Extract every line where the string "Viscosity" appears.
■ ■ ■ ■ ■ ■ ■
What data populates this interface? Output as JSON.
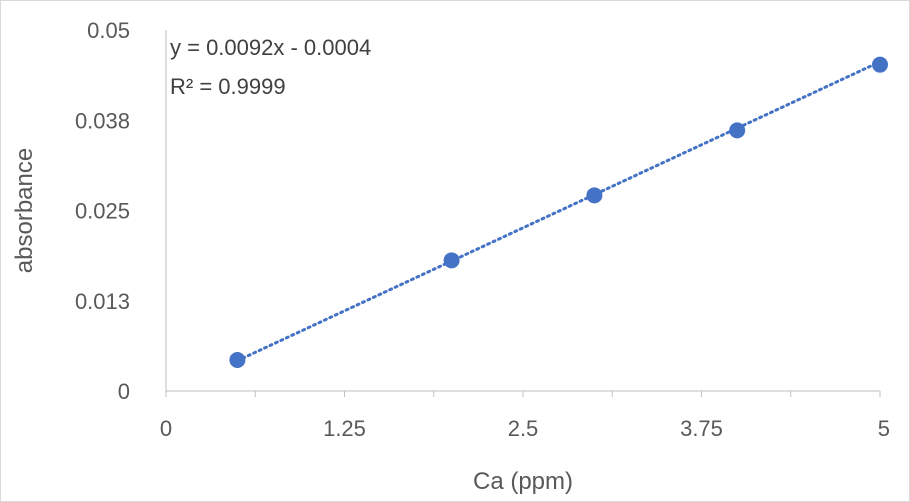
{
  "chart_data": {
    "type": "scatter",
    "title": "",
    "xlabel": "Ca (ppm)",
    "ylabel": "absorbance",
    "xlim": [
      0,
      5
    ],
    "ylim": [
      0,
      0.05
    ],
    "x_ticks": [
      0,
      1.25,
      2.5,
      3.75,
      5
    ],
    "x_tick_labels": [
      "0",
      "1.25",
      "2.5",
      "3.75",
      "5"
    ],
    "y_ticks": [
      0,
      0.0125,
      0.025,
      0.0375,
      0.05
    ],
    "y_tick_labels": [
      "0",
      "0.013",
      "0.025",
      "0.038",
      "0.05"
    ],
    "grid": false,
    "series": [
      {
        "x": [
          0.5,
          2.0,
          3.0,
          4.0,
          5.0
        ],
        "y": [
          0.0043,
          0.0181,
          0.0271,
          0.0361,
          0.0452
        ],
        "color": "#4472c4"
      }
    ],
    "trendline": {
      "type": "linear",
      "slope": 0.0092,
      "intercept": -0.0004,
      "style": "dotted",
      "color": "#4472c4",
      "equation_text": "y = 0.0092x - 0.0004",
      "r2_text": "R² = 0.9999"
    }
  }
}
■ ■ ■ ■ ■ ■ ■
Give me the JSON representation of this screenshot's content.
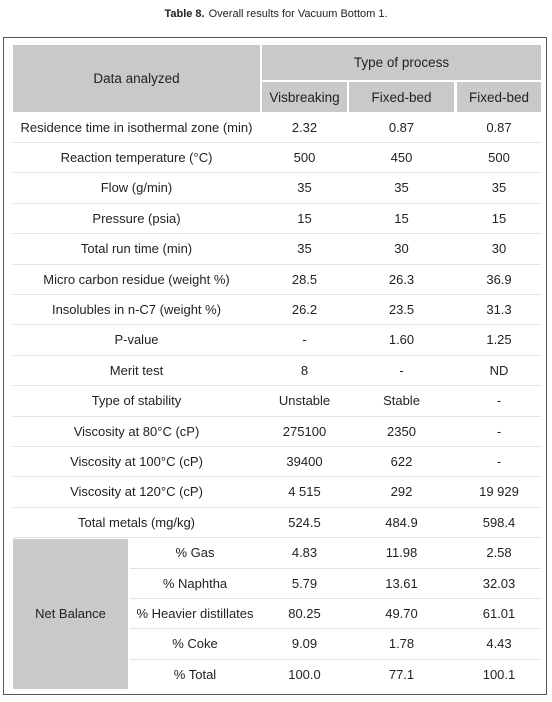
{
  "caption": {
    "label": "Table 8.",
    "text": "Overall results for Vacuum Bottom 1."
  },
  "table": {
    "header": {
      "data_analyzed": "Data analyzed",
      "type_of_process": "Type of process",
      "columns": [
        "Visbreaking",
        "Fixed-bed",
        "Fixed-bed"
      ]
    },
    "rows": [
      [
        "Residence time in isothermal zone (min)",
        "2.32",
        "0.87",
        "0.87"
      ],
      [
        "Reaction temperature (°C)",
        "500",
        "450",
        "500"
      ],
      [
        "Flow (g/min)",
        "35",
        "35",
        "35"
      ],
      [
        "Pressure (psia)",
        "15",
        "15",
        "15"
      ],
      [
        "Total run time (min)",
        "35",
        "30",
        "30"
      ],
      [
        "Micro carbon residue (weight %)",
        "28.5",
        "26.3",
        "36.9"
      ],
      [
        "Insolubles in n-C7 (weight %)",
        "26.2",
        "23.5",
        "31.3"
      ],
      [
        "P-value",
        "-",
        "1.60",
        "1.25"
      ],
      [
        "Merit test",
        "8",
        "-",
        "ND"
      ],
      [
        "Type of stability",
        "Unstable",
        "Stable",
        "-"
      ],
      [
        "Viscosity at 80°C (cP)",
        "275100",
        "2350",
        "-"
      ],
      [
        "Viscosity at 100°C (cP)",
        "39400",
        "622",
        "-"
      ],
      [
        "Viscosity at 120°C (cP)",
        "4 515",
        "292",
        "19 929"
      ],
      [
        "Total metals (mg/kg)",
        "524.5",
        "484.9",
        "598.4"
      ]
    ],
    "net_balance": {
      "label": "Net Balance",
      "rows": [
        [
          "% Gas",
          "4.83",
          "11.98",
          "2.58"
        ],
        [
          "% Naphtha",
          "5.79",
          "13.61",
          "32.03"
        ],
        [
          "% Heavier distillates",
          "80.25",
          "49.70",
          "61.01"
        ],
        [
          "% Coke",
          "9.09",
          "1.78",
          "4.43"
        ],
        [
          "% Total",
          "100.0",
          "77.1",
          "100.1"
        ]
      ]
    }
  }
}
■ ■ ■ ■ ■ ■ ■
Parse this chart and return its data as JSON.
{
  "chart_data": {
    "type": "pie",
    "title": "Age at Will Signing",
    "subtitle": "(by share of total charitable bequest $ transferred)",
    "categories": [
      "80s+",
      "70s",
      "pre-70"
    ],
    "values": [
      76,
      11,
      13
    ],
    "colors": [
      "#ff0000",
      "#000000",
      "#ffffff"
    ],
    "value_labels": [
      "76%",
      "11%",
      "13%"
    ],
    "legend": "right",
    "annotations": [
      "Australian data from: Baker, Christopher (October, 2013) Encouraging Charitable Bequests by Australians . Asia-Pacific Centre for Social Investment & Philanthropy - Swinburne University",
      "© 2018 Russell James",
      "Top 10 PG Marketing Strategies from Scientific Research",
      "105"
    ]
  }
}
■ ■ ■ ■ ■ ■ ■
### [SOLUTION]
        "Viscosity at 80°C (cP)",
        "Viscosity at 100°C (cP)",
        "Viscosity at 120°C (cP)",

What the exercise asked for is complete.